- [Data extract]
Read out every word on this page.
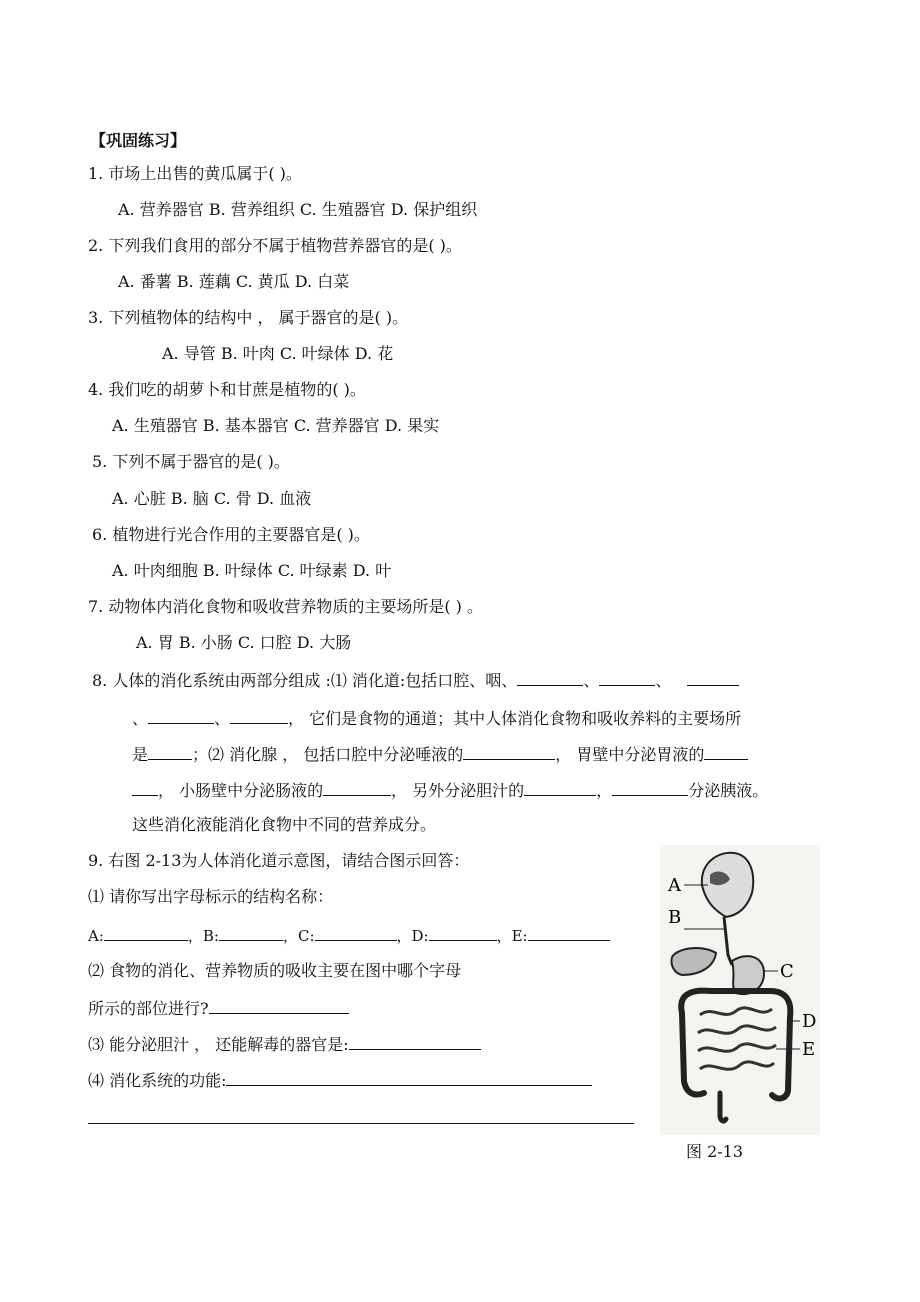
【巩固练习】
1. 市场上出售的黄瓜属于( )。
A. 营养器官 B. 营养组织 C. 生殖器官 D. 保护组织
2. 下列我们食用的部分不属于植物营养器官的是( )。
A. 番薯 B. 莲藕 C. 黄瓜 D. 白菜
3. 下列植物体的结构中 ， 属于器官的是( )。
A. 导管 B. 叶肉 C. 叶绿体 D. 花
4. 我们吃的胡萝卜和甘蔗是植物的( )。
A. 生殖器官 B. 基本器官 C. 营养器官 D. 果实
5. 下列不属于器官的是( )。
A. 心脏 B. 脑 C. 骨 D. 血液
6. 植物进行光合作用的主要器官是( )。
A. 叶肉细胞 B. 叶绿体 C. 叶绿素 D. 叶
7. 动物体内消化食物和吸收营养物质的主要场所是( ) 。
A. 胃 B. 小肠 C. 口腔 D. 大肠
8. 人体的消化系统由两部分组成 :⑴ 消化道:包括口腔、咽、	、	、
、	、	， 它们是食物的通道；其中人体消化食物和吸收养料的主要场所
是	；⑵ 消化腺 ， 包括口腔中分泌唾液的	， 胃壁中分泌胃液的
， 小肠壁中分泌肠液的	， 另外分泌胆汁的	，	分泌胰液。
这些消化液能消化食物中不同的营养成分。
9. 右图 2-13为人体消化道示意图，请结合图示回答：
⑴ 请你写出字母标示的结构名称：
A:	，B:	，C:	，D:	，E:
⑵ 食物的消化、营养物质的吸收主要在图中哪个字母
所示的部位进行?
⑶ 能分泌胆汁 ， 还能解毒的器官是:
⑷ 消化系统的功能:
A
B
C
D
E
图 2-13
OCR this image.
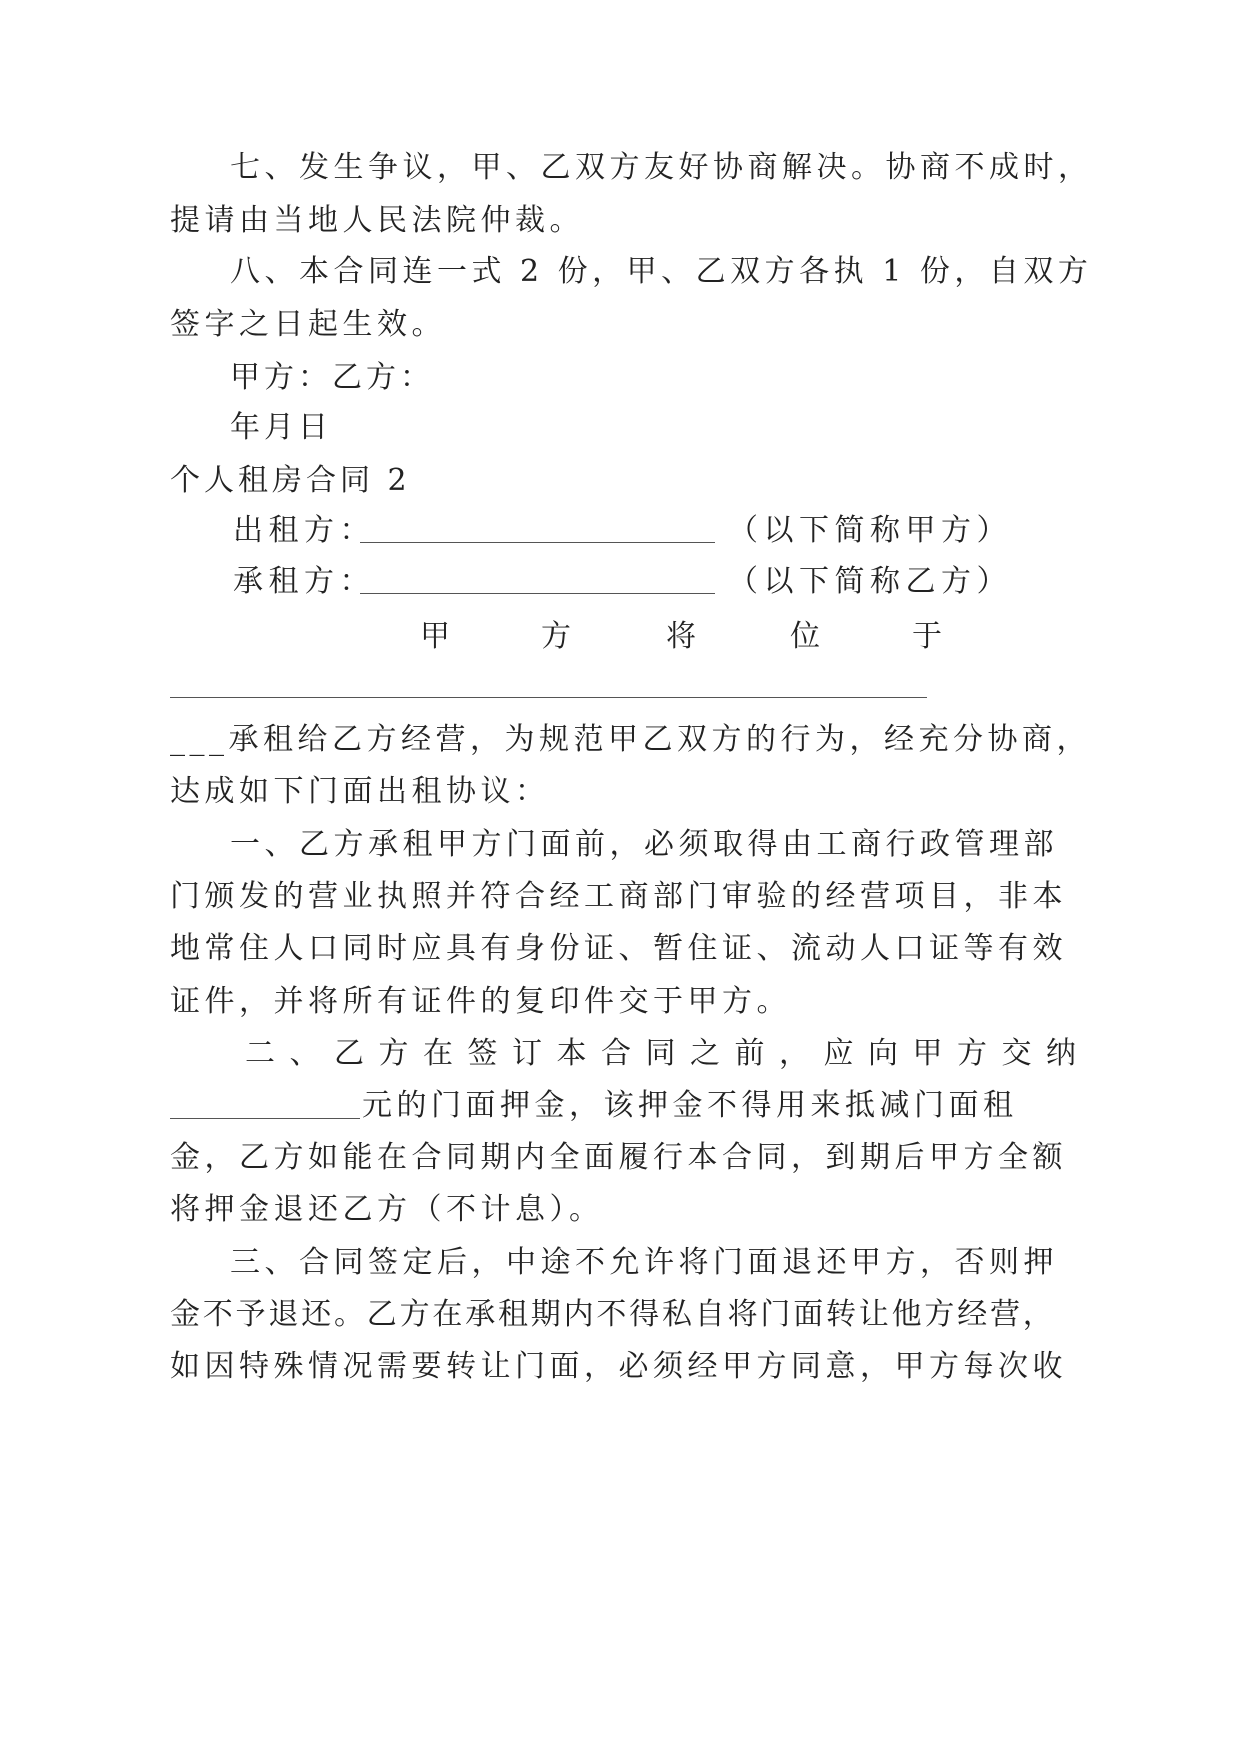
七、发生争议，甲、乙双方友好协商解决。协商不成时，
提请由当地人民法院仲裁。
八、本合同连一式 2 份，甲、乙双方各执 1 份，自双方
签字之日起生效。
甲方： 乙方：
年月日
个人租房合同 2
出租方：	（以下简称甲方）
承租方：	（以下简称乙方）
甲	方	将	位	于
___承租给乙方经营，为规范甲乙双方的行为，经充分协商，
达成如下门面出租协议：
一、乙方承租甲方门面前，必须取得由工商行政管理部
门颁发的营业执照并符合经工商部门审验的经营项目，非本
地常住人口同时应具有身份证、暂住证、流动人口证等有效
证件，并将所有证件的复印件交于甲方。
二、乙方在签订本合同之前，应向甲方交纳
元的门面押金，该押金不得用来抵减门面租
金，乙方如能在合同期内全面履行本合同，到期后甲方全额
将押金退还乙方（不计息）。
三、合同签定后，中途不允许将门面退还甲方，否则押
金不予退还。乙方在承租期内不得私自将门面转让他方经营，
如因特殊情况需要转让门面，必须经甲方同意，甲方每次收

- [To do]
Leave out the pictures and restate everything else word for word.

- [Output]
Read out every word on this page.
【巩固练习】
1. 市场上出售的黄瓜属于( )。
A. 营养器官 B. 营养组织 C. 生殖器官 D. 保护组织
2. 下列我们食用的部分不属于植物营养器官的是( )。
A. 番薯 B. 莲藕 C. 黄瓜 D. 白菜
3. 下列植物体的结构中 ， 属于器官的是( )。
A. 导管 B. 叶肉 C. 叶绿体 D. 花
4. 我们吃的胡萝卜和甘蔗是植物的( )。
A. 生殖器官 B. 基本器官 C. 营养器官 D. 果实
5. 下列不属于器官的是( )。
A. 心脏 B. 脑 C. 骨 D. 血液
6. 植物进行光合作用的主要器官是( )。
A. 叶肉细胞 B. 叶绿体 C. 叶绿素 D. 叶
7. 动物体内消化食物和吸收营养物质的主要场所是( ) 。
A. 胃 B. 小肠 C. 口腔 D. 大肠
8. 人体的消化系统由两部分组成 :⑴ 消化道:包括口腔、咽、	、	、
、	、	， 它们是食物的通道；其中人体消化食物和吸收养料的主要场所
是	；⑵ 消化腺 ， 包括口腔中分泌唾液的	， 胃壁中分泌胃液的
， 小肠壁中分泌肠液的	， 另外分泌胆汁的	，	分泌胰液。
这些消化液能消化食物中不同的营养成分。
9. 右图 2-13为人体消化道示意图，请结合图示回答：
⑴ 请你写出字母标示的结构名称：
A:	，B:	，C:	，D:	，E:
⑵ 食物的消化、营养物质的吸收主要在图中哪个字母
所示的部位进行?
⑶ 能分泌胆汁 ， 还能解毒的器官是:
⑷ 消化系统的功能:
A
B
C
D
E
图 2-13
OCR this image.
七、发生争议，甲、乙双方友好协商解决。协商不成时，
提请由当地人民法院仲裁。
八、本合同连一式 2 份，甲、乙双方各执 1 份，自双方
签字之日起生效。
甲方： 乙方：
年月日
个人租房合同 2
出租方：	（以下简称甲方）
承租方：	（以下简称乙方）
甲	方	将	位	于
___承租给乙方经营，为规范甲乙双方的行为，经充分协商，
达成如下门面出租协议：
一、乙方承租甲方门面前，必须取得由工商行政管理部
门颁发的营业执照并符合经工商部门审验的经营项目，非本
地常住人口同时应具有身份证、暂住证、流动人口证等有效
证件，并将所有证件的复印件交于甲方。
二、乙方在签订本合同之前，应向甲方交纳
元的门面押金，该押金不得用来抵减门面租
金，乙方如能在合同期内全面履行本合同，到期后甲方全额
将押金退还乙方（不计息）。
三、合同签定后，中途不允许将门面退还甲方，否则押
金不予退还。乙方在承租期内不得私自将门面转让他方经营，
如因特殊情况需要转让门面，必须经甲方同意，甲方每次收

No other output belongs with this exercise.